## TASK OBJECTIVE
Copy all lines in which the word "Microsoft" can be found.

## EXERCISE MATERIAL

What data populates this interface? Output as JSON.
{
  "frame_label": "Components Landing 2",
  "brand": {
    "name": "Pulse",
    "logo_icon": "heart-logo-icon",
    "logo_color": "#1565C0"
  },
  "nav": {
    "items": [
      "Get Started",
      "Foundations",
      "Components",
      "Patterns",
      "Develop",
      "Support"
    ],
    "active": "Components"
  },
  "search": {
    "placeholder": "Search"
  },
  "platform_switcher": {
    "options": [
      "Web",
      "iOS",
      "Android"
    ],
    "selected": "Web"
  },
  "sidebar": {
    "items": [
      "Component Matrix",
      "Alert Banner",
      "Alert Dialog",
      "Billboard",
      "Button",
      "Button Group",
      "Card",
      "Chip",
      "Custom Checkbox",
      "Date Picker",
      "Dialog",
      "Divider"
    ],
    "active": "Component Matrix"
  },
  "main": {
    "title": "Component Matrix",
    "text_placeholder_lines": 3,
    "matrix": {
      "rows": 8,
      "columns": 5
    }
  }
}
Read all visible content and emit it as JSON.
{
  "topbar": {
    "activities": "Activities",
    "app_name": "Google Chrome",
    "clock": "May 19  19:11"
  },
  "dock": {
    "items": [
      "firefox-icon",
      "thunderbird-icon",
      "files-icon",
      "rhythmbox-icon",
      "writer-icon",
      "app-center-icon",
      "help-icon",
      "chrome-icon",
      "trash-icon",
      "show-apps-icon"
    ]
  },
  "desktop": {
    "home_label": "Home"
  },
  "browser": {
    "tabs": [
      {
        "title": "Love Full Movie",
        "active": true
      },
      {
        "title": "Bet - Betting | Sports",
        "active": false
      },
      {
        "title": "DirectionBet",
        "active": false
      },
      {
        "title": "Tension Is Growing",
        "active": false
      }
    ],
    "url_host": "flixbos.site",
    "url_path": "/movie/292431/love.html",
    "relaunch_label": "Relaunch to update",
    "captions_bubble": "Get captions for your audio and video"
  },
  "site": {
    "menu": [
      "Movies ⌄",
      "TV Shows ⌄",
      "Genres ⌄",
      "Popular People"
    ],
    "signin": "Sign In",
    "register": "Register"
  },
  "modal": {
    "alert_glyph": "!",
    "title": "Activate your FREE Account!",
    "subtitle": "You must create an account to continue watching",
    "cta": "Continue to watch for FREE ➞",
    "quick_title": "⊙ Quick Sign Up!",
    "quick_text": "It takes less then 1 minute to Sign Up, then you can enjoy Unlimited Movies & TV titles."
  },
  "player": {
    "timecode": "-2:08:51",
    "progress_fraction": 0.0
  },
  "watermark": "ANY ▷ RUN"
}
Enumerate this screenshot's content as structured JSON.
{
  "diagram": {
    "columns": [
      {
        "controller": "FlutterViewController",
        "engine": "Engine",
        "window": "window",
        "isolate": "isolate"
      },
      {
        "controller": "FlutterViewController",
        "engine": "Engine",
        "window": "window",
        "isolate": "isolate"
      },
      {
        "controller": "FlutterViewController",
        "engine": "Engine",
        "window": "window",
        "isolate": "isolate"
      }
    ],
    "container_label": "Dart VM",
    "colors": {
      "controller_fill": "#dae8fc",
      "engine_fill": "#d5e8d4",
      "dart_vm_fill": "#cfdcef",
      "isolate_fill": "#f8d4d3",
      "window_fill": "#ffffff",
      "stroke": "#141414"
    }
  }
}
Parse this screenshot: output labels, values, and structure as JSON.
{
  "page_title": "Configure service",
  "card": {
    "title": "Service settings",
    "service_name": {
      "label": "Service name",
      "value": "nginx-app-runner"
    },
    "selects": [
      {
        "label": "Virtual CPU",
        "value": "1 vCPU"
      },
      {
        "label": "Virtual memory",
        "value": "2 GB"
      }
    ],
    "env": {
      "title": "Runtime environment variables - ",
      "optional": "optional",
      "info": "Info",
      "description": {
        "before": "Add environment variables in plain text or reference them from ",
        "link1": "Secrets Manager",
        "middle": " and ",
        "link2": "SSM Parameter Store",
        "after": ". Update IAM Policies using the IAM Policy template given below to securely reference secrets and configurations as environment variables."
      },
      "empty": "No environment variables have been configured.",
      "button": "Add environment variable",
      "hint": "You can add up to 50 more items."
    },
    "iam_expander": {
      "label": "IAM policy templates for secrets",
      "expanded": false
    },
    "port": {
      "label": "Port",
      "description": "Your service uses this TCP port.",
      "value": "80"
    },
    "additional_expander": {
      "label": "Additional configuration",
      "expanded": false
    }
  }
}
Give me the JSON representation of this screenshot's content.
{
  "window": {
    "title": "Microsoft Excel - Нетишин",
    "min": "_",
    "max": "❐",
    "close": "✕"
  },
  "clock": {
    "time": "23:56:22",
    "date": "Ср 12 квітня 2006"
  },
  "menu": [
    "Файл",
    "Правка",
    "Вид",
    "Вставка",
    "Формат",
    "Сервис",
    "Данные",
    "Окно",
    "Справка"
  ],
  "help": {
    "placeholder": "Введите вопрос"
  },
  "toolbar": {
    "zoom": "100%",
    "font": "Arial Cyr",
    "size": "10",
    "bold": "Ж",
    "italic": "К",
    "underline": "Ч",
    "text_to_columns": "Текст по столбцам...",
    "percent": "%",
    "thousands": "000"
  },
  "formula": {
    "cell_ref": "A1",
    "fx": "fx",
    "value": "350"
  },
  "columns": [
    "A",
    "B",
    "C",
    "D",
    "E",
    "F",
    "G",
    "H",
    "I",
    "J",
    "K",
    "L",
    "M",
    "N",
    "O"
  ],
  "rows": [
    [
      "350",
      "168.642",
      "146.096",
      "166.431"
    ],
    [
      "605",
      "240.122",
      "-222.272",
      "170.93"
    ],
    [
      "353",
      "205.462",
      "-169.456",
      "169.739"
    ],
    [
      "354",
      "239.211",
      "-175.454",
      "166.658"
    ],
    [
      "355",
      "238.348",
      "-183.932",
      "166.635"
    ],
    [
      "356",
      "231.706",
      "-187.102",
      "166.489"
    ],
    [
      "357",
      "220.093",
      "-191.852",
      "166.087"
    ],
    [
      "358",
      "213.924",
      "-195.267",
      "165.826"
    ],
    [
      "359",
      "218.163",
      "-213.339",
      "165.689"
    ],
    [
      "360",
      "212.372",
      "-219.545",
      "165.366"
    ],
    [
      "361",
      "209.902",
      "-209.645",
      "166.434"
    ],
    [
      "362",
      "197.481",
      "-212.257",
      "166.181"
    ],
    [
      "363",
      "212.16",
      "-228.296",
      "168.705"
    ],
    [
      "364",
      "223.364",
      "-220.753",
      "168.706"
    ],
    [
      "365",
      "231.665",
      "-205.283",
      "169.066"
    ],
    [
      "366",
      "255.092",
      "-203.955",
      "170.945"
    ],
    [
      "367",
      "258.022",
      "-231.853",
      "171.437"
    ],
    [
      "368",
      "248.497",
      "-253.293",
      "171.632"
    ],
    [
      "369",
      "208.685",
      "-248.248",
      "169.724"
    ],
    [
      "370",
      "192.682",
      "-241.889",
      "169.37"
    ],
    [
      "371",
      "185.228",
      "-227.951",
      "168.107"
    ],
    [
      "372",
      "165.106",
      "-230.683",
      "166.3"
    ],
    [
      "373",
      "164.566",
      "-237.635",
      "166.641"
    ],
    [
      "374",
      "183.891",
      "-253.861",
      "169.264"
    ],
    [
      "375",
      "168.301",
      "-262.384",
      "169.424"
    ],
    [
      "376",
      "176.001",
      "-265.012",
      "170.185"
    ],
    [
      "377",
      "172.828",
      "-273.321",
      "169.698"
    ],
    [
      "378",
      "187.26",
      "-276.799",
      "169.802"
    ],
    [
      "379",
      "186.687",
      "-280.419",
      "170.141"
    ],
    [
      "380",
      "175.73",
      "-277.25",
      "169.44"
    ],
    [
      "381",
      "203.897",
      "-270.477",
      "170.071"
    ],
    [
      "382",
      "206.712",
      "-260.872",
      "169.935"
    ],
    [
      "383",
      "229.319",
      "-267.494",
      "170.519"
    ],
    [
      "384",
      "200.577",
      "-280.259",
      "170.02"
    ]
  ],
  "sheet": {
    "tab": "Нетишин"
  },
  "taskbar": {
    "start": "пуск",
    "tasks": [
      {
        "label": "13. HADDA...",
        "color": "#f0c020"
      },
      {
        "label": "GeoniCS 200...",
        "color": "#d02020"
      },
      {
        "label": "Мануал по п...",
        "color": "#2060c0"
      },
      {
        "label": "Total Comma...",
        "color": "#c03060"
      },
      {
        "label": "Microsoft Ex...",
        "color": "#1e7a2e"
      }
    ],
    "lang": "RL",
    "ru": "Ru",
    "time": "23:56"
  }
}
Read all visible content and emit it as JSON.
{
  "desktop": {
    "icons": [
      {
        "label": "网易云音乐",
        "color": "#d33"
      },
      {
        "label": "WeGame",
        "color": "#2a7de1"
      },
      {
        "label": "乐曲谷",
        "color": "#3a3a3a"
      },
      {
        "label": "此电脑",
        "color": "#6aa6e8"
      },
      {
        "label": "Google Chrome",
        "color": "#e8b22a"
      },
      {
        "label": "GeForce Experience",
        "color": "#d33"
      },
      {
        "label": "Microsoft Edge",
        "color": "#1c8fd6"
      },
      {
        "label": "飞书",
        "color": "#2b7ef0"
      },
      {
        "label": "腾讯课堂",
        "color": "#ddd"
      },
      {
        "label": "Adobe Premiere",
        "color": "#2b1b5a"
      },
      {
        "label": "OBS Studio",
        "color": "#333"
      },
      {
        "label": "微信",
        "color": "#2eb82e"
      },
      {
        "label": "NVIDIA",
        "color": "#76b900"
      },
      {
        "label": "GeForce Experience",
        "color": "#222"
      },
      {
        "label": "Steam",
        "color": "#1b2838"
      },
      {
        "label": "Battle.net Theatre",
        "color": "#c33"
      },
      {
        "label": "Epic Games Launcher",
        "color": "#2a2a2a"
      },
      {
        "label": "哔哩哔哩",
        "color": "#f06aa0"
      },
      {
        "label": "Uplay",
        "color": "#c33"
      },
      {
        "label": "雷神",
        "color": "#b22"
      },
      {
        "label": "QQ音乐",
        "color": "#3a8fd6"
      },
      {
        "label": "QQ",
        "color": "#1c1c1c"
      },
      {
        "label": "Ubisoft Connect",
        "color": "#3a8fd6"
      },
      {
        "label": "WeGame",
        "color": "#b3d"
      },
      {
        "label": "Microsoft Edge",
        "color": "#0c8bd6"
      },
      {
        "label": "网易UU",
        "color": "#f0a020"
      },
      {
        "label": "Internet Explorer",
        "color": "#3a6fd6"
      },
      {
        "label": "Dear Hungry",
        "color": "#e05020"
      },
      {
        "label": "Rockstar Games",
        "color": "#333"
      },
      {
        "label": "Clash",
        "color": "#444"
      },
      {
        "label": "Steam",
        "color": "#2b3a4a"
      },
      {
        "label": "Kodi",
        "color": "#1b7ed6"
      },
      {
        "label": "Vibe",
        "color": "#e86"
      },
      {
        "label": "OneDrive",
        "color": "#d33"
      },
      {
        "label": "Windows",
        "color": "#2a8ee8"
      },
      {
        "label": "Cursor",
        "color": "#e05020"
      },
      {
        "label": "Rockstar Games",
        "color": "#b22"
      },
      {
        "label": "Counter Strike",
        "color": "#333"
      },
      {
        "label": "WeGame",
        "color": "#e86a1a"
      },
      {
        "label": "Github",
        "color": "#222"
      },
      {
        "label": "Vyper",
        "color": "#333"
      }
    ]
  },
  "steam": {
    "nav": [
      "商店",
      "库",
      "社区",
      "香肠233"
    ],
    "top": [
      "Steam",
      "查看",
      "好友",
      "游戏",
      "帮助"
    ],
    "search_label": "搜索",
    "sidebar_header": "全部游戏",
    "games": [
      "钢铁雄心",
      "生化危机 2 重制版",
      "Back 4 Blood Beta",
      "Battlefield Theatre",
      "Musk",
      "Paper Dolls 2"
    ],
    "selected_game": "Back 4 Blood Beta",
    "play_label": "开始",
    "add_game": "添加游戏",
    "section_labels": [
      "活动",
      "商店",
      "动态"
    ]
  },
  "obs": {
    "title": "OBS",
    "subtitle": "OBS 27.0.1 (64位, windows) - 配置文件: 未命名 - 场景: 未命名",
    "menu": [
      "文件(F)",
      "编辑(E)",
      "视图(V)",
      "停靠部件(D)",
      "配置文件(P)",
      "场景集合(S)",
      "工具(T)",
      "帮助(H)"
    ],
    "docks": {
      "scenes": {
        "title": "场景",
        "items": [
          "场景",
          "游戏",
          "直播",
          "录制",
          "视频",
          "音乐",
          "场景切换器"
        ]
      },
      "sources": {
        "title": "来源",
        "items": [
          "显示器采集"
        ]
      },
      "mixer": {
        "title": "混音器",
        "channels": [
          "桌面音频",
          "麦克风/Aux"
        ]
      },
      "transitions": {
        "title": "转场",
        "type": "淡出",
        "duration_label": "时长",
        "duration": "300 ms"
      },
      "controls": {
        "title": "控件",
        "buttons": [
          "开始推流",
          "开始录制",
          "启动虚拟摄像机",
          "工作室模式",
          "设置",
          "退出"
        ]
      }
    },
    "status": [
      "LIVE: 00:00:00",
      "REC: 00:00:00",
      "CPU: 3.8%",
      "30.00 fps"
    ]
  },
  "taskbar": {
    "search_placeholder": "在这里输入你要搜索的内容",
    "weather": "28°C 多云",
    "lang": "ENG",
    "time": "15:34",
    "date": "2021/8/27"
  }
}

## TASK SOLUTION
    "title": "Microsoft Excel - Нетишин",
        "label": "Microsoft Ex...",
        "label": "Microsoft Edge",
        "label": "Microsoft Edge",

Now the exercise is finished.